● **Records to process**:

□ □ □ □ □

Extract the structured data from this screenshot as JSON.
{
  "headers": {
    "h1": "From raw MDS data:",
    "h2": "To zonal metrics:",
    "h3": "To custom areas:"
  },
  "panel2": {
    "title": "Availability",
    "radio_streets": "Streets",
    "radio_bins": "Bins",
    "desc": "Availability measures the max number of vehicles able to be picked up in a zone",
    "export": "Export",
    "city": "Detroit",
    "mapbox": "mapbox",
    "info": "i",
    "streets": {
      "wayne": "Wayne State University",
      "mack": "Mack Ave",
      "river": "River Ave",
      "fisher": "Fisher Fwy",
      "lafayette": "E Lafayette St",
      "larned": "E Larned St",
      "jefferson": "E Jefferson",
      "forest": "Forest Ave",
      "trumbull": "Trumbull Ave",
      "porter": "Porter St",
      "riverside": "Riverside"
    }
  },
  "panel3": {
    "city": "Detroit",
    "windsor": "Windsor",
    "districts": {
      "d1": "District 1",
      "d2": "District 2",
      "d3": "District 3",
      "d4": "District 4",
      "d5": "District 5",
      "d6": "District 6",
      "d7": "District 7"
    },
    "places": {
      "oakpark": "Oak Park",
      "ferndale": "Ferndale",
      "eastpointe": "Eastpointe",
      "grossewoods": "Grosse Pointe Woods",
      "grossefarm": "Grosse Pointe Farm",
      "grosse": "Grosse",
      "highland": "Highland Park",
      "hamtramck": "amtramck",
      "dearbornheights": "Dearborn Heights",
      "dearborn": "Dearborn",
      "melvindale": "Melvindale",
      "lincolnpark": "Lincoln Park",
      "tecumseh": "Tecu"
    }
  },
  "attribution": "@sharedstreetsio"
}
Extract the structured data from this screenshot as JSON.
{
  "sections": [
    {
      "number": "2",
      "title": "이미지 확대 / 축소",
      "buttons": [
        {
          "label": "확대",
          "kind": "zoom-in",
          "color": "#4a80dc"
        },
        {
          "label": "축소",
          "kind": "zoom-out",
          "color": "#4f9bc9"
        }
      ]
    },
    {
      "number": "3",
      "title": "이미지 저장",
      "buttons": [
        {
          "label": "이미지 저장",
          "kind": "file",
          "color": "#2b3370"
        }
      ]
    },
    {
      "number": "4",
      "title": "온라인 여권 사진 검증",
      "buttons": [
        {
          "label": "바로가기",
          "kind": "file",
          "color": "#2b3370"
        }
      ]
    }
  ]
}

□ □ □ □ □

● **Short task**: All of the material above needs to be copied exactly.

● **Completed exercise**:
Extract the structured data from this screenshot as JSON.
{
  "headers": {
    "h1": "From raw MDS data:",
    "h2": "To zonal metrics:",
    "h3": "To custom areas:"
  },
  "panel2": {
    "title": "Availability",
    "radio_streets": "Streets",
    "radio_bins": "Bins",
    "desc": "Availability measures the max number of vehicles able to be picked up in a zone",
    "export": "Export",
    "city": "Detroit",
    "mapbox": "mapbox",
    "info": "i",
    "streets": {
      "wayne": "Wayne State University",
      "mack": "Mack Ave",
      "river": "River Ave",
      "fisher": "Fisher Fwy",
      "lafayette": "E Lafayette St",
      "larned": "E Larned St",
      "jefferson": "E Jefferson",
      "forest": "Forest Ave",
      "trumbull": "Trumbull Ave",
      "porter": "Porter St",
      "riverside": "Riverside"
    }
  },
  "panel3": {
    "city": "Detroit",
    "windsor": "Windsor",
    "districts": {
      "d1": "District 1",
      "d2": "District 2",
      "d3": "District 3",
      "d4": "District 4",
      "d5": "District 5",
      "d6": "District 6",
      "d7": "District 7"
    },
    "places": {
      "oakpark": "Oak Park",
      "ferndale": "Ferndale",
      "eastpointe": "Eastpointe",
      "grossewoods": "Grosse Pointe Woods",
      "grossefarm": "Grosse Pointe Farm",
      "grosse": "Grosse",
      "highland": "Highland Park",
      "hamtramck": "amtramck",
      "dearbornheights": "Dearborn Heights",
      "dearborn": "Dearborn",
      "melvindale": "Melvindale",
      "lincolnpark": "Lincoln Park",
      "tecumseh": "Tecu"
    }
  },
  "attribution": "@sharedstreetsio"
}
Extract the structured data from this screenshot as JSON.
{
  "sections": [
    {
      "number": "2",
      "title": "이미지 확대 / 축소",
      "buttons": [
        {
          "label": "확대",
          "kind": "zoom-in",
          "color": "#4a80dc"
        },
        {
          "label": "축소",
          "kind": "zoom-out",
          "color": "#4f9bc9"
        }
      ]
    },
    {
      "number": "3",
      "title": "이미지 저장",
      "buttons": [
        {
          "label": "이미지 저장",
          "kind": "file",
          "color": "#2b3370"
        }
      ]
    },
    {
      "number": "4",
      "title": "온라인 여권 사진 검증",
      "buttons": [
        {
          "label": "바로가기",
          "kind": "file",
          "color": "#2b3370"
        }
      ]
    }
  ]
}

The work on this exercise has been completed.